>>
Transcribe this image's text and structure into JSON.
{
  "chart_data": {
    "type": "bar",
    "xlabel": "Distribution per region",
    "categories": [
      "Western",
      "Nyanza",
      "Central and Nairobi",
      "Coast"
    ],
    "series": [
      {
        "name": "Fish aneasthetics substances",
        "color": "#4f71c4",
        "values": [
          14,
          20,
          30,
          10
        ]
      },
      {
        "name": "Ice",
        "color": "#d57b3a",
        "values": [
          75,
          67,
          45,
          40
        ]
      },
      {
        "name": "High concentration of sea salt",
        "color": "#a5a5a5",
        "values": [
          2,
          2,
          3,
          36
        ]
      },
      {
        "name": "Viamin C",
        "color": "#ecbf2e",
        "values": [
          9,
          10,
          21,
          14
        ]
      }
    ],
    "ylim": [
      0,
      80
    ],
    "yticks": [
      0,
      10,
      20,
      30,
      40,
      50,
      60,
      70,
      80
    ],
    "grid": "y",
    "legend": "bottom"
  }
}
<<
All of the entries need to be reproduced exactly; please write them out.

#### [RESPONSE TO THIS TASK]
Transcribe this image's text and structure into JSON.
{
  "chart_data": {
    "type": "bar",
    "xlabel": "Distribution per region",
    "categories": [
      "Western",
      "Nyanza",
      "Central and Nairobi",
      "Coast"
    ],
    "series": [
      {
        "name": "Fish aneasthetics substances",
        "color": "#4f71c4",
        "values": [
          14,
          20,
          30,
          10
        ]
      },
      {
        "name": "Ice",
        "color": "#d57b3a",
        "values": [
          75,
          67,
          45,
          40
        ]
      },
      {
        "name": "High concentration of sea salt",
        "color": "#a5a5a5",
        "values": [
          2,
          2,
          3,
          36
        ]
      },
      {
        "name": "Viamin C",
        "color": "#ecbf2e",
        "values": [
          9,
          10,
          21,
          14
        ]
      }
    ],
    "ylim": [
      0,
      80
    ],
    "yticks": [
      0,
      10,
      20,
      30,
      40,
      50,
      60,
      70,
      80
    ],
    "grid": "y",
    "legend": "bottom"
  }
}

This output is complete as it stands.